• [What to work on]
Render the listing below as a Markdown table with two columns, Row and Line, numbering each line in order and leaving out blank lines. Omit the pictures.

• [Supplied records]
>> START

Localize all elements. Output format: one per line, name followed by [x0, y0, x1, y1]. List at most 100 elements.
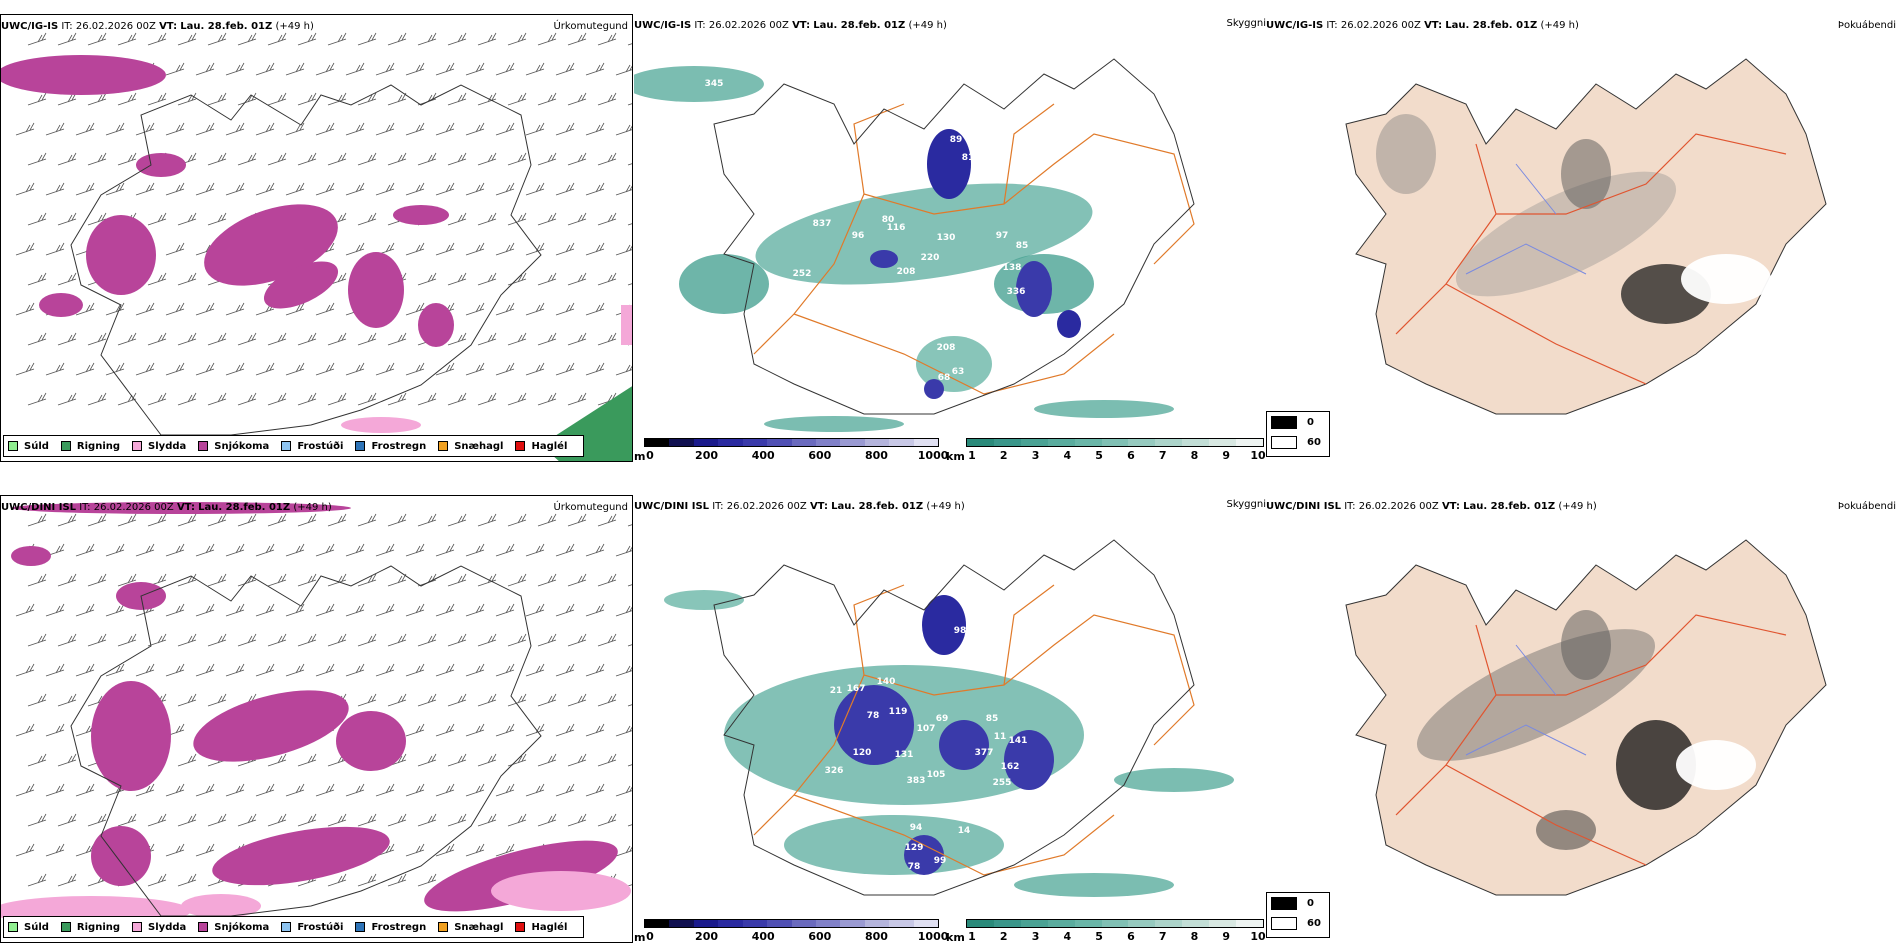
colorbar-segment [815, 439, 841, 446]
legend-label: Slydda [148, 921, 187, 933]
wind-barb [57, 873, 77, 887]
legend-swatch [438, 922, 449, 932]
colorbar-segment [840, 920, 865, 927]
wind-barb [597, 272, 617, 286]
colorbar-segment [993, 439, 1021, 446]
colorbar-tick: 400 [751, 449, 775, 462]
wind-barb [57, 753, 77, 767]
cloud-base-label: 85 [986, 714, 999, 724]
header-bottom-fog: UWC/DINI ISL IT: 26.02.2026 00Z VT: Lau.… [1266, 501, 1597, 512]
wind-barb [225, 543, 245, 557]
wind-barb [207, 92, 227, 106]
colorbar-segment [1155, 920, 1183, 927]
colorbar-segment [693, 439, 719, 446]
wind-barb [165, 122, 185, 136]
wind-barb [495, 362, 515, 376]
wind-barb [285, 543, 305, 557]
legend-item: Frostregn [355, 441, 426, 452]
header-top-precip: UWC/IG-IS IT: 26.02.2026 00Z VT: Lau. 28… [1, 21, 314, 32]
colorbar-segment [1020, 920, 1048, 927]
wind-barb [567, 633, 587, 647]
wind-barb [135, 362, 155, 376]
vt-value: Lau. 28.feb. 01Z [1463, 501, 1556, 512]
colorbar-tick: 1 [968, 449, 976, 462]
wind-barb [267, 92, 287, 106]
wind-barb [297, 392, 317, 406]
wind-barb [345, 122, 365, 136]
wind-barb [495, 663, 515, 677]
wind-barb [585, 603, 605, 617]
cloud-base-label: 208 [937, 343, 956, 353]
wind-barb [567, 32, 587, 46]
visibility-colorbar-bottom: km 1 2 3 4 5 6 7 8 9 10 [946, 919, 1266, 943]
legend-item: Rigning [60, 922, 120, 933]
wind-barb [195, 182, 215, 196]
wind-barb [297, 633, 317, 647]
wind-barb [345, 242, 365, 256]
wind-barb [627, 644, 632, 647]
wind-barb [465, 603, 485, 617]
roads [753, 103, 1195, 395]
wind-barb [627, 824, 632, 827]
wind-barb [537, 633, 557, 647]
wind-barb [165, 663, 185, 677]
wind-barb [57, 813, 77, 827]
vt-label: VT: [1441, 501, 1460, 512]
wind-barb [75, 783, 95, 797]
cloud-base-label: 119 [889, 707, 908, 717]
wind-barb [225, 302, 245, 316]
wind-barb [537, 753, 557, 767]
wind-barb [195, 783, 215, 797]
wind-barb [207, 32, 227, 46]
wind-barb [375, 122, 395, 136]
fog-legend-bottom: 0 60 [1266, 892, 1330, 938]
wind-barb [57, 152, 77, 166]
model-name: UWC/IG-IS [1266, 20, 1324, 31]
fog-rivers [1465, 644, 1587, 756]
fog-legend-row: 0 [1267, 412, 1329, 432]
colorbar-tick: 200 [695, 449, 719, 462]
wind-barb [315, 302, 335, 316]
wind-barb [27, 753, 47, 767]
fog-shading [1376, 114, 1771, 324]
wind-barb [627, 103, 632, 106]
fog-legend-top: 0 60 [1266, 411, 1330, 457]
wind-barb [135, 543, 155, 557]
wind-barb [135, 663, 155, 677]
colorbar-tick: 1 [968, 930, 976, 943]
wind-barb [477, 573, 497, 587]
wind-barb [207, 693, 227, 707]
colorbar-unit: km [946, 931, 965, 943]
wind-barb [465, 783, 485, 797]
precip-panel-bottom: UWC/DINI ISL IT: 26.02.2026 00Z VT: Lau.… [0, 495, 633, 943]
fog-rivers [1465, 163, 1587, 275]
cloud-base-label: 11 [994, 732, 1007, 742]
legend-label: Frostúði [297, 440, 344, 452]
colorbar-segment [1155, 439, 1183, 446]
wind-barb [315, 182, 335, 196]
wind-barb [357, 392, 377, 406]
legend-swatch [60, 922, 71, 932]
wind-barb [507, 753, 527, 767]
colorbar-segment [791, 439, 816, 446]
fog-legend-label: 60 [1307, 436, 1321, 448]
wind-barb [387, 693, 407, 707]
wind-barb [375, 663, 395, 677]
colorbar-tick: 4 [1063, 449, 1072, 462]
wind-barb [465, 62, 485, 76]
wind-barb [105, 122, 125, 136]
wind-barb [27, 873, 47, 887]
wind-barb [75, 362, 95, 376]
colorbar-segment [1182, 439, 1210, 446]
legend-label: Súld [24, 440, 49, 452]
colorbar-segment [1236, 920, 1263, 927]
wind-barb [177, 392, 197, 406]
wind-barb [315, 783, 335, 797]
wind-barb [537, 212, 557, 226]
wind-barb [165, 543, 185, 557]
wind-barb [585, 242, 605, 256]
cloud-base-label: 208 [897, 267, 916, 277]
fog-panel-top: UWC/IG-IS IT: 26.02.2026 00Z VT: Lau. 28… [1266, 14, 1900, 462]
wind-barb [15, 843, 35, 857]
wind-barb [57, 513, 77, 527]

>> END

• [Task response]
| Row | Line |
|---|---|
| 1 | Localize all elements. Output format: one per line, name followed by [x0, y0, x1, y1]. List at most 100 elements. |
| 2 | colorbar-segment [815, 439, 841, 446] |
| 3 | legend-label: Slydda [148, 921, 187, 933] |
| 4 | wind-barb [57, 873, 77, 887] |
| 5 | legend-swatch [438, 922, 449, 932] |
| 6 | colorbar-segment [840, 920, 865, 927] |
| 7 | wind-barb [597, 272, 617, 286] |
| 8 | colorbar-segment [993, 439, 1021, 446] |
| 9 | colorbar-tick: 400 [751, 449, 775, 462] |
| 10 | wind-barb [57, 753, 77, 767] |
| 11 | cloud-base-label: 85 [986, 714, 999, 724] |
| 12 | header-bottom-fog: UWC/DINI ISL IT: 26.02.2026 00Z VT: Lau.… [1266, 501, 1597, 512] |
| 13 | wind-barb [225, 543, 245, 557] |
| 14 | wind-barb [207, 92, 227, 106] |
| 15 | colorbar-segment [1155, 920, 1183, 927] |
| 16 | colorbar-segment [693, 439, 719, 446] |
| 17 | wind-barb [165, 122, 185, 136] |
| 18 | wind-barb [495, 362, 515, 376] |
| 19 | wind-barb [285, 543, 305, 557] |
| 20 | legend-item: Frostregn [355, 441, 426, 452] |
| 21 | header-top-precip: UWC/IG-IS IT: 26.02.2026 00Z VT: Lau. 28… [1, 21, 314, 32] |
| 22 | colorbar-segment [1020, 920, 1048, 927] |
| 23 | wind-barb [567, 633, 587, 647] |
| 24 | wind-barb [135, 362, 155, 376] |
| 25 | vt-value: Lau. 28.feb. 01Z [1463, 501, 1556, 512] |
| 26 | colorbar-tick: 1 [968, 449, 976, 462] |
| 27 | wind-barb [267, 92, 287, 106] |
| 28 | wind-barb [297, 392, 317, 406] |
| 29 | wind-barb [345, 122, 365, 136] |
| 30 | wind-barb [495, 663, 515, 677] |
| 31 | wind-barb [585, 603, 605, 617] |
| 32 | cloud-base-label: 208 [937, 343, 956, 353] |
| 33 | wind-barb [567, 32, 587, 46] |
| 34 | visibility-colorbar-bottom: km 1 2 3 4 5 6 7 8 9 10 [946, 919, 1266, 943] |
| 35 | legend-item: Rigning [60, 922, 120, 933] |
| 36 | wind-barb [195, 182, 215, 196] |
| 37 | wind-barb [297, 633, 317, 647] |
| 38 | wind-barb [345, 242, 365, 256] |
| 39 | wind-barb [627, 644, 632, 647] |
| 40 | wind-barb [465, 603, 485, 617] |
| 41 | roads [753, 103, 1195, 395] |
| 42 | wind-barb [627, 824, 632, 827] |
| 43 | wind-barb [537, 633, 557, 647] |
| 44 | wind-barb [165, 663, 185, 677] |
| 45 | wind-barb [57, 813, 77, 827] |
| 46 | vt-label: VT: [1441, 501, 1460, 512] |
| 47 | wind-barb [75, 783, 95, 797] |
| 48 | cloud-base-label: 119 [889, 707, 908, 717] |
| 49 | wind-barb [225, 302, 245, 316] |
| 50 | wind-barb [537, 753, 557, 767] |
| 51 | wind-barb [195, 783, 215, 797] |
| 52 | wind-barb [207, 32, 227, 46] |
| 53 | wind-barb [375, 122, 395, 136] |
| 54 | fog-legend-bottom: 0 60 [1266, 892, 1330, 938] |
| 55 | wind-barb [57, 152, 77, 166] |
| 56 | model-name: UWC/IG-IS [1266, 20, 1324, 31] |
| 57 | fog-rivers [1465, 644, 1587, 756] |
| 58 | fog-legend-row: 0 [1267, 412, 1329, 432] |
| 59 | colorbar-tick: 200 [695, 449, 719, 462] |
| 60 | wind-barb [315, 302, 335, 316] |
| 61 | wind-barb [27, 753, 47, 767] |
| 62 | fog-shading [1376, 114, 1771, 324] |
| 63 | wind-barb [627, 103, 632, 106] |
| 64 | fog-legend-top: 0 60 [1266, 411, 1330, 457] |
| 65 | wind-barb [135, 543, 155, 557] |
| 66 | wind-barb [135, 663, 155, 677] |
| 67 | colorbar-tick: 1 [968, 930, 976, 943] |
| 68 | wind-barb [477, 573, 497, 587] |
| 69 | wind-barb [207, 693, 227, 707] |
| 70 | colorbar-unit: km [946, 931, 965, 943] |
| 71 | wind-barb [465, 783, 485, 797] |
| 72 | precip-panel-bottom: UWC/DINI ISL IT: 26.02.2026 00Z VT: Lau.… [0, 495, 633, 943] |
| 73 | fog-rivers [1465, 163, 1587, 275] |
| 74 | cloud-base-label: 11 [994, 732, 1007, 742] |
| 75 | legend-label: Frostúði [297, 440, 344, 452] |
| 76 | colorbar-segment [1155, 439, 1183, 446] |
| 77 | wind-barb [315, 182, 335, 196] |
| 78 | wind-barb [357, 392, 377, 406] |
| 79 | legend-swatch [60, 922, 71, 932] |
| 80 | wind-barb [507, 753, 527, 767] |
| 81 | colorbar-segment [791, 439, 816, 446] |
| 82 | fog-legend-label: 60 [1307, 436, 1321, 448] |
| 83 | wind-barb [387, 693, 407, 707] |
| 84 | wind-barb [375, 663, 395, 677] |
| 85 | colorbar-tick: 4 [1063, 449, 1072, 462] |
| 86 | wind-barb [465, 62, 485, 76] |
| 87 | wind-barb [105, 122, 125, 136] |
| 88 | wind-barb [27, 873, 47, 887] |
| 89 | wind-barb [75, 362, 95, 376] |
| 90 | colorbar-segment [1182, 439, 1210, 446] |
| 91 | legend-label: Súld [24, 440, 49, 452] |
| 92 | colorbar-segment [1236, 920, 1263, 927] |
| 93 | wind-barb [177, 392, 197, 406] |
| 94 | wind-barb [315, 783, 335, 797] |
| 95 | wind-barb [537, 212, 557, 226] |
| 96 | wind-barb [165, 543, 185, 557] |
| 97 | wind-barb [585, 242, 605, 256] |
| 98 | cloud-base-label: 208 [897, 267, 916, 277] |
| 99 | fog-panel-top: UWC/IG-IS IT: 26.02.2026 00Z VT: Lau. 28… [1266, 14, 1900, 462] |
| 100 | wind-barb [15, 843, 35, 857] |
| 101 | wind-barb [57, 513, 77, 527] |